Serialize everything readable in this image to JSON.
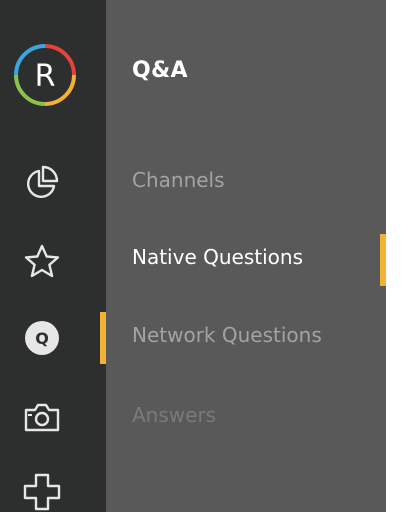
{
  "brand": {
    "logo_letter": "R",
    "ring_colors": [
      "#e8403a",
      "#f2b233",
      "#8bc34a",
      "#3aa6dd"
    ]
  },
  "rail": {
    "items": [
      {
        "icon": "pie-chart-icon"
      },
      {
        "icon": "star-icon"
      },
      {
        "icon": "q-badge-icon",
        "label": "Q"
      },
      {
        "icon": "camera-icon"
      },
      {
        "icon": "plus-icon"
      }
    ]
  },
  "panel": {
    "title": "Q&A",
    "items": [
      {
        "label": "Channels",
        "state": "normal"
      },
      {
        "label": "Native Questions",
        "state": "active"
      },
      {
        "label": "Network Questions",
        "state": "normal"
      },
      {
        "label": "Answers",
        "state": "disabled"
      }
    ]
  },
  "colors": {
    "accent": "#f2b233",
    "rail_bg": "#2c2f2e",
    "panel_bg": "#595959"
  }
}
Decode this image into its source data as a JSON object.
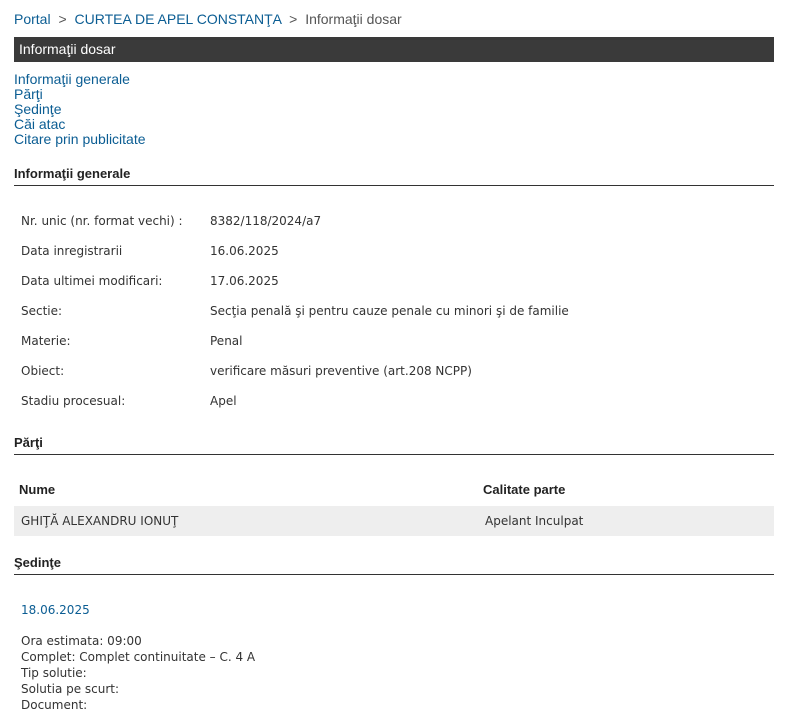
{
  "breadcrumb": {
    "portal": "Portal",
    "court": "CURTEA DE APEL CONSTANŢA",
    "current": "Informaţii dosar",
    "sep": ">"
  },
  "page_title": "Informaţii dosar",
  "anchors": [
    "Informaţii generale",
    "Părţi",
    "Şedinţe",
    "Căi atac",
    "Citare prin publicitate"
  ],
  "general": {
    "heading": "Informaţii generale",
    "rows": [
      {
        "label": "Nr. unic (nr. format vechi) :",
        "value": "8382/118/2024/a7"
      },
      {
        "label": "Data inregistrarii",
        "value": "16.06.2025"
      },
      {
        "label": "Data ultimei modificari:",
        "value": "17.06.2025"
      },
      {
        "label": "Sectie:",
        "value": "Secţia penală şi pentru cauze penale cu minori şi de familie"
      },
      {
        "label": "Materie:",
        "value": "Penal"
      },
      {
        "label": "Obiect:",
        "value": "verificare măsuri preventive (art.208 NCPP)"
      },
      {
        "label": "Stadiu procesual:",
        "value": "Apel"
      }
    ]
  },
  "parti": {
    "heading": "Părţi",
    "col_nume": "Nume",
    "col_calitate": "Calitate parte",
    "rows": [
      {
        "nume": "GHIŢĂ ALEXANDRU IONUŢ",
        "calitate": "Apelant Inculpat"
      }
    ]
  },
  "sedinte": {
    "heading": "Şedinţe",
    "date": "18.06.2025",
    "lines": [
      "Ora estimata: 09:00",
      "Complet: Complet continuitate – C. 4 A",
      "Tip solutie:",
      "Solutia pe scurt:",
      "Document:"
    ]
  }
}
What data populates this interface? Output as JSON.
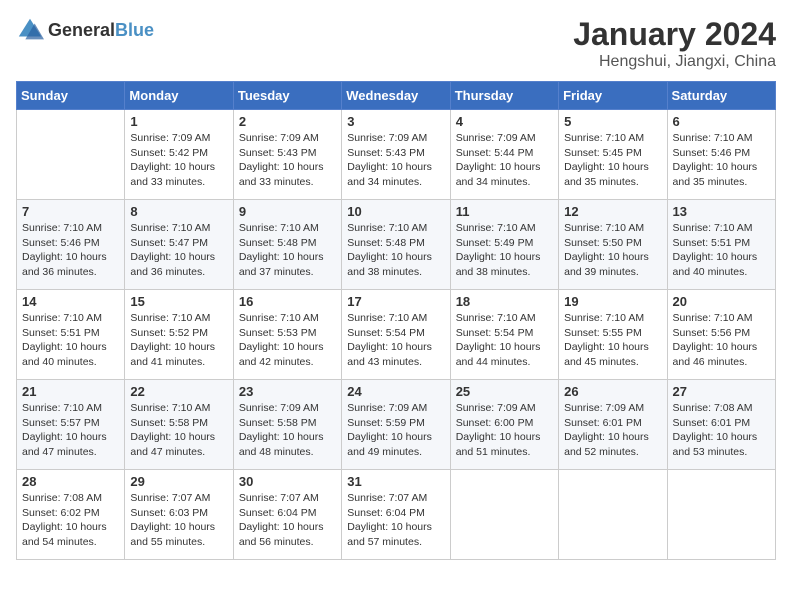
{
  "header": {
    "logo_general": "General",
    "logo_blue": "Blue",
    "title": "January 2024",
    "subtitle": "Hengshui, Jiangxi, China"
  },
  "calendar": {
    "days_of_week": [
      "Sunday",
      "Monday",
      "Tuesday",
      "Wednesday",
      "Thursday",
      "Friday",
      "Saturday"
    ],
    "weeks": [
      [
        {
          "day": "",
          "info": ""
        },
        {
          "day": "1",
          "info": "Sunrise: 7:09 AM\nSunset: 5:42 PM\nDaylight: 10 hours\nand 33 minutes."
        },
        {
          "day": "2",
          "info": "Sunrise: 7:09 AM\nSunset: 5:43 PM\nDaylight: 10 hours\nand 33 minutes."
        },
        {
          "day": "3",
          "info": "Sunrise: 7:09 AM\nSunset: 5:43 PM\nDaylight: 10 hours\nand 34 minutes."
        },
        {
          "day": "4",
          "info": "Sunrise: 7:09 AM\nSunset: 5:44 PM\nDaylight: 10 hours\nand 34 minutes."
        },
        {
          "day": "5",
          "info": "Sunrise: 7:10 AM\nSunset: 5:45 PM\nDaylight: 10 hours\nand 35 minutes."
        },
        {
          "day": "6",
          "info": "Sunrise: 7:10 AM\nSunset: 5:46 PM\nDaylight: 10 hours\nand 35 minutes."
        }
      ],
      [
        {
          "day": "7",
          "info": "Sunrise: 7:10 AM\nSunset: 5:46 PM\nDaylight: 10 hours\nand 36 minutes."
        },
        {
          "day": "8",
          "info": "Sunrise: 7:10 AM\nSunset: 5:47 PM\nDaylight: 10 hours\nand 36 minutes."
        },
        {
          "day": "9",
          "info": "Sunrise: 7:10 AM\nSunset: 5:48 PM\nDaylight: 10 hours\nand 37 minutes."
        },
        {
          "day": "10",
          "info": "Sunrise: 7:10 AM\nSunset: 5:48 PM\nDaylight: 10 hours\nand 38 minutes."
        },
        {
          "day": "11",
          "info": "Sunrise: 7:10 AM\nSunset: 5:49 PM\nDaylight: 10 hours\nand 38 minutes."
        },
        {
          "day": "12",
          "info": "Sunrise: 7:10 AM\nSunset: 5:50 PM\nDaylight: 10 hours\nand 39 minutes."
        },
        {
          "day": "13",
          "info": "Sunrise: 7:10 AM\nSunset: 5:51 PM\nDaylight: 10 hours\nand 40 minutes."
        }
      ],
      [
        {
          "day": "14",
          "info": "Sunrise: 7:10 AM\nSunset: 5:51 PM\nDaylight: 10 hours\nand 40 minutes."
        },
        {
          "day": "15",
          "info": "Sunrise: 7:10 AM\nSunset: 5:52 PM\nDaylight: 10 hours\nand 41 minutes."
        },
        {
          "day": "16",
          "info": "Sunrise: 7:10 AM\nSunset: 5:53 PM\nDaylight: 10 hours\nand 42 minutes."
        },
        {
          "day": "17",
          "info": "Sunrise: 7:10 AM\nSunset: 5:54 PM\nDaylight: 10 hours\nand 43 minutes."
        },
        {
          "day": "18",
          "info": "Sunrise: 7:10 AM\nSunset: 5:54 PM\nDaylight: 10 hours\nand 44 minutes."
        },
        {
          "day": "19",
          "info": "Sunrise: 7:10 AM\nSunset: 5:55 PM\nDaylight: 10 hours\nand 45 minutes."
        },
        {
          "day": "20",
          "info": "Sunrise: 7:10 AM\nSunset: 5:56 PM\nDaylight: 10 hours\nand 46 minutes."
        }
      ],
      [
        {
          "day": "21",
          "info": "Sunrise: 7:10 AM\nSunset: 5:57 PM\nDaylight: 10 hours\nand 47 minutes."
        },
        {
          "day": "22",
          "info": "Sunrise: 7:10 AM\nSunset: 5:58 PM\nDaylight: 10 hours\nand 47 minutes."
        },
        {
          "day": "23",
          "info": "Sunrise: 7:09 AM\nSunset: 5:58 PM\nDaylight: 10 hours\nand 48 minutes."
        },
        {
          "day": "24",
          "info": "Sunrise: 7:09 AM\nSunset: 5:59 PM\nDaylight: 10 hours\nand 49 minutes."
        },
        {
          "day": "25",
          "info": "Sunrise: 7:09 AM\nSunset: 6:00 PM\nDaylight: 10 hours\nand 51 minutes."
        },
        {
          "day": "26",
          "info": "Sunrise: 7:09 AM\nSunset: 6:01 PM\nDaylight: 10 hours\nand 52 minutes."
        },
        {
          "day": "27",
          "info": "Sunrise: 7:08 AM\nSunset: 6:01 PM\nDaylight: 10 hours\nand 53 minutes."
        }
      ],
      [
        {
          "day": "28",
          "info": "Sunrise: 7:08 AM\nSunset: 6:02 PM\nDaylight: 10 hours\nand 54 minutes."
        },
        {
          "day": "29",
          "info": "Sunrise: 7:07 AM\nSunset: 6:03 PM\nDaylight: 10 hours\nand 55 minutes."
        },
        {
          "day": "30",
          "info": "Sunrise: 7:07 AM\nSunset: 6:04 PM\nDaylight: 10 hours\nand 56 minutes."
        },
        {
          "day": "31",
          "info": "Sunrise: 7:07 AM\nSunset: 6:04 PM\nDaylight: 10 hours\nand 57 minutes."
        },
        {
          "day": "",
          "info": ""
        },
        {
          "day": "",
          "info": ""
        },
        {
          "day": "",
          "info": ""
        }
      ]
    ]
  }
}
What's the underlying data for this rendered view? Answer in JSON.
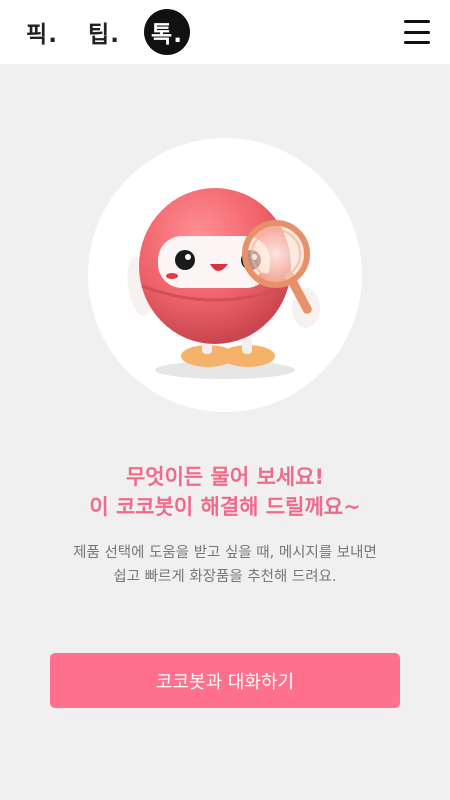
{
  "header": {
    "tabs": [
      {
        "label": "픽.",
        "active": false
      },
      {
        "label": "팁.",
        "active": false
      },
      {
        "label": "톡.",
        "active": true
      }
    ],
    "menu_icon": "hamburger-menu-icon"
  },
  "hero": {
    "illustration": "kokobot-mascot-with-magnifying-glass"
  },
  "main": {
    "headline_line1": "무엇이든 물어 보세요!",
    "headline_line2": "이 코코봇이 해결해 드릴께요~",
    "description_line1": "제품 선택에 도움을 받고 싶을 때, 메시지를 보내면",
    "description_line2": "쉽고 빠르게 화장품을 추천해 드려요."
  },
  "cta": {
    "label": "코코봇과 대화하기"
  },
  "colors": {
    "accent": "#ff6f8e",
    "headline": "#ee6b8a",
    "background": "#f0f0f0",
    "active_tab": "#111111"
  }
}
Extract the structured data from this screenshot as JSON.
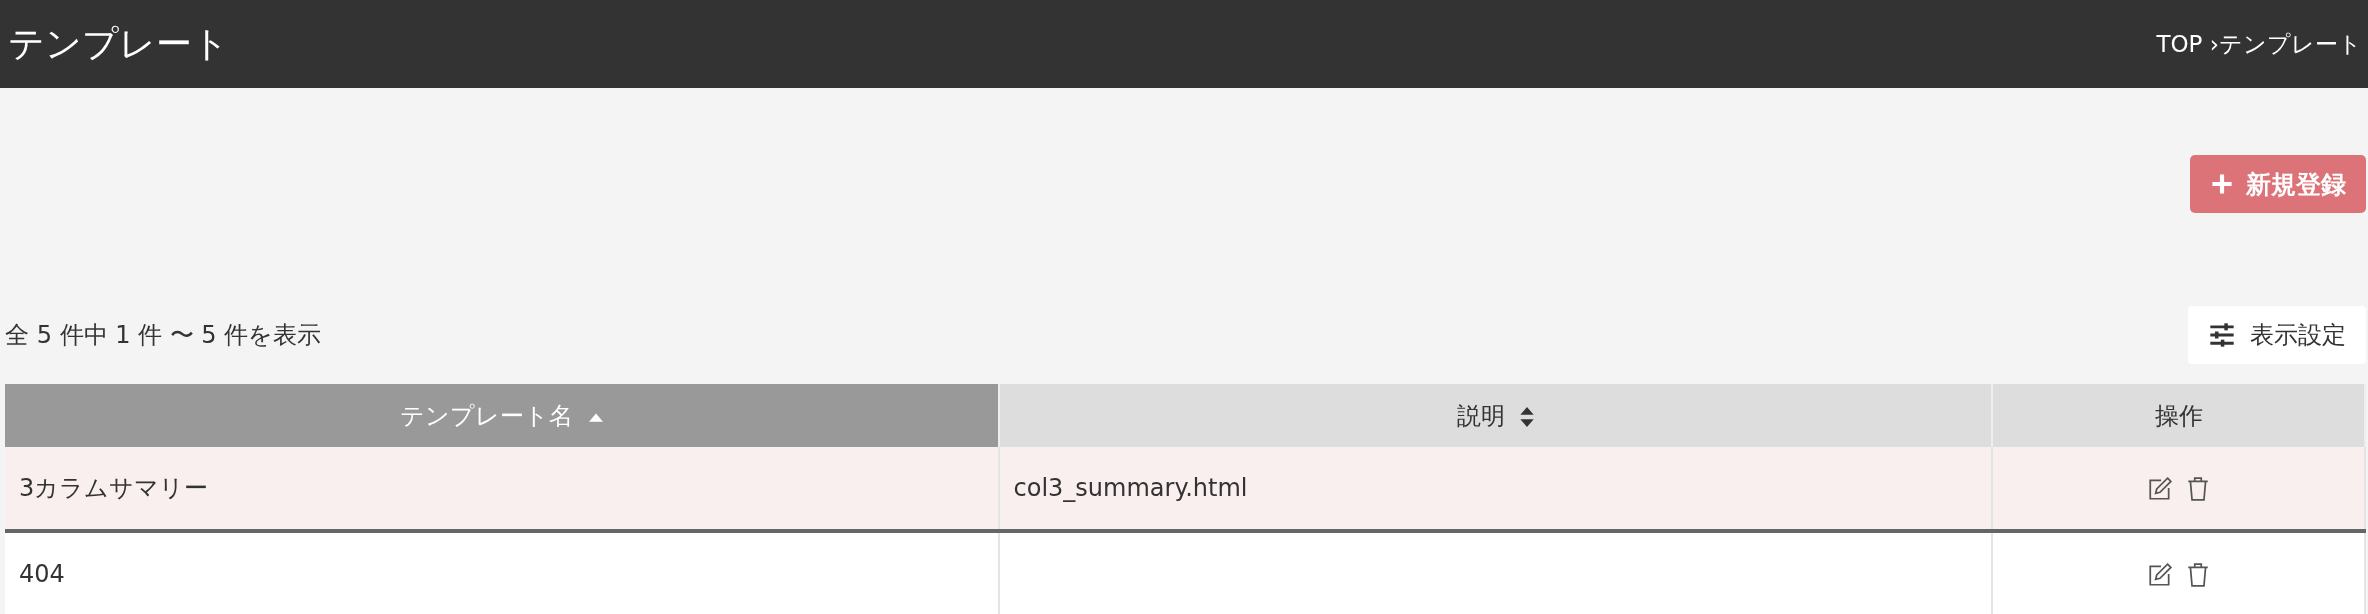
{
  "header": {
    "title": "テンプレート",
    "breadcrumb": "TOP ›テンプレート"
  },
  "new_button": {
    "label": "新規登録"
  },
  "result_count": "全 5 件中 1 件 〜 5 件を表示",
  "display_settings_button": {
    "label": "表示設定"
  },
  "table": {
    "columns": [
      {
        "label": "テンプレート名",
        "sortable": true,
        "sorted": true
      },
      {
        "label": "説明",
        "sortable": true,
        "sorted": false
      },
      {
        "label": "操作",
        "sortable": false,
        "sorted": false
      }
    ],
    "rows": [
      {
        "name": "3カラムサマリー",
        "description": "col3_summary.html",
        "selected": true
      },
      {
        "name": "404",
        "description": "",
        "selected": false
      }
    ]
  }
}
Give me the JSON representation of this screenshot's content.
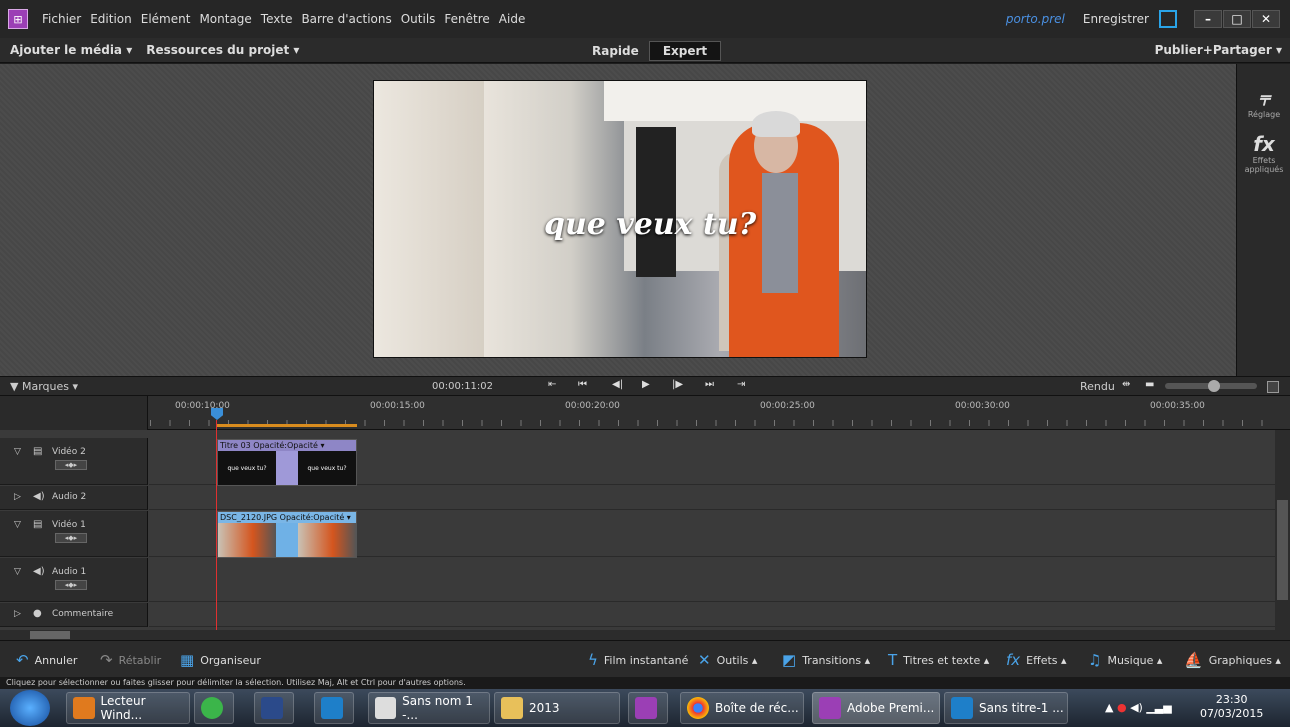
{
  "menu": {
    "items": [
      "Fichier",
      "Edition",
      "Elément",
      "Montage",
      "Texte",
      "Barre d'actions",
      "Outils",
      "Fenêtre",
      "Aide"
    ],
    "project_file": "porto.prel",
    "save_label": "Enregistrer"
  },
  "modebar": {
    "add_media": "Ajouter le média ▾",
    "project_assets": "Ressources du projet ▾",
    "mode_quick": "Rapide",
    "mode_expert": "Expert",
    "publish": "Publier+Partager ▾"
  },
  "monitor": {
    "caption": "que veux tu?"
  },
  "right_panel": {
    "adjust": "Réglage",
    "effects": "Effets appliqués"
  },
  "timeline_bar": {
    "markers": "▼ Marques  ▾",
    "timecode": "00:00:11:02",
    "render": "Rendu"
  },
  "ruler": {
    "labels": [
      "00:00:10:00",
      "00:00:15:00",
      "00:00:20:00",
      "00:00:25:00",
      "00:00:30:00",
      "00:00:35:00"
    ]
  },
  "tracks": [
    {
      "name": "Vidéo 2",
      "kind": "video",
      "clip": "Titre 03  Opacité:Opacité ▾",
      "frame_text": "que veux tu?"
    },
    {
      "name": "Audio 2",
      "kind": "audio"
    },
    {
      "name": "Vidéo 1",
      "kind": "video",
      "clip": "DSC_2120.JPG  Opacité:Opacité ▾"
    },
    {
      "name": "Audio 1",
      "kind": "audio"
    },
    {
      "name": "Commentaire",
      "kind": "narration"
    }
  ],
  "action_bar": {
    "undo": "Annuler",
    "redo": "Rétablir",
    "organizer": "Organiseur",
    "instant_movie": "Film instantané",
    "tools": "Outils ▴",
    "transitions": "Transitions ▴",
    "titles": "Titres et texte ▴",
    "effects": "Effets ▴",
    "music": "Musique ▴",
    "graphics": "Graphiques ▴"
  },
  "status_text": "Cliquez pour sélectionner ou faites glisser pour délimiter la sélection. Utilisez Maj, Alt et Ctrl pour d'autres options.",
  "taskbar": {
    "buttons": [
      "Lecteur Wind...",
      "Sans nom 1 -...",
      "2013",
      "Boîte de réc...",
      "Adobe Premi...",
      "Sans titre-1 ..."
    ],
    "time": "23:30",
    "date": "07/03/2015"
  }
}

__________________________________________________

WORK INSTRUCTIONS: In the entries above, count each line holding "heading" and report the total and nothing more.

ANSWER TO THE EXERCISE: 3